# [GOAL]
Go through the entries and count the lines with the string "Variation" in them. Give only that number.

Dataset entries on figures
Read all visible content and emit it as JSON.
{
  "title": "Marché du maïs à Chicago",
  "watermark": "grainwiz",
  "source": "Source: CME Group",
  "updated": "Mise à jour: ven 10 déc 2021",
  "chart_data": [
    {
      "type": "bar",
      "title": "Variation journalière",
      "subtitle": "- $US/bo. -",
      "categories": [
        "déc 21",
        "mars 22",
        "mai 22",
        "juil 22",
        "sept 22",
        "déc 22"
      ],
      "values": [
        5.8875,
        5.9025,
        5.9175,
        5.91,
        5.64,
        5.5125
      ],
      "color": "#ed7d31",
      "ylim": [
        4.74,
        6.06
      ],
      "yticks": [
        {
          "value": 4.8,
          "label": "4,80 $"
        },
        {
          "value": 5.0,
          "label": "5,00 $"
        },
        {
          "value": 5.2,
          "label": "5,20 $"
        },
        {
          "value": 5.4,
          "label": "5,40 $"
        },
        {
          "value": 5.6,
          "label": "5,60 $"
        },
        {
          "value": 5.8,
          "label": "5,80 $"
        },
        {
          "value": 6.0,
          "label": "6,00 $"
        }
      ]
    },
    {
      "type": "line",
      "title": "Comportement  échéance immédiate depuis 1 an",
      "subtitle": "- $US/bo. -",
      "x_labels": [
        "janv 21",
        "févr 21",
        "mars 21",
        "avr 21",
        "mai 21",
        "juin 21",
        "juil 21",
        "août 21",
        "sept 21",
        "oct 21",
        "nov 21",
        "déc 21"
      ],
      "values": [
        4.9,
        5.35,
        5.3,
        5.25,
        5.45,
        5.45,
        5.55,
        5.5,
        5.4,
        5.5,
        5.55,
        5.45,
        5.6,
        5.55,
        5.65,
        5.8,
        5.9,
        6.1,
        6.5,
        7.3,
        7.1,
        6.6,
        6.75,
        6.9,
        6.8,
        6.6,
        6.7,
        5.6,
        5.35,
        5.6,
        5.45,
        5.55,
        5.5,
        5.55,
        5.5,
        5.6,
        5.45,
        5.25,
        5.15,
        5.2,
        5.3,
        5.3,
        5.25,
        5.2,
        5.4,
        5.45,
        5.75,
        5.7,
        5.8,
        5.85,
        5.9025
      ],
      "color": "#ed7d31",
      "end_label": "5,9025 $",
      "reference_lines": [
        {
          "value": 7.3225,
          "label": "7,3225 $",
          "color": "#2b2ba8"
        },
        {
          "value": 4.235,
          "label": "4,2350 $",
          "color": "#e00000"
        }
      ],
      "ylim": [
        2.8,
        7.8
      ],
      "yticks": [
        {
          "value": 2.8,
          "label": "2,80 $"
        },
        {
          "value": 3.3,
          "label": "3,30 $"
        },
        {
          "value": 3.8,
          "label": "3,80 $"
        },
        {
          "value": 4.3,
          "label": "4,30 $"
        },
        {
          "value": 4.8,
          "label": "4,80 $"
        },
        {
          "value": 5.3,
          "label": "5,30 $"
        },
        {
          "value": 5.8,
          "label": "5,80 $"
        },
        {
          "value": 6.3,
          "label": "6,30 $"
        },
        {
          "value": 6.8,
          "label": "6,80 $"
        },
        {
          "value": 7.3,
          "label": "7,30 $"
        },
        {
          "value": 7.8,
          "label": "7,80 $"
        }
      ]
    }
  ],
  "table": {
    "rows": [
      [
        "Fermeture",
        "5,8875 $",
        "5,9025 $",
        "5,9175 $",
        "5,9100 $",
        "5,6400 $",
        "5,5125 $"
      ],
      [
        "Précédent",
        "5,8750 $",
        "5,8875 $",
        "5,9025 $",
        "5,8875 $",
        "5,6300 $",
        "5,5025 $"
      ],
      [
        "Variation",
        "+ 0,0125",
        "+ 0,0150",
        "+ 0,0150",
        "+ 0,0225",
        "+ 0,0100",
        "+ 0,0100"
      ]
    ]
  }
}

# [ANSWER TO THIS TASK]
2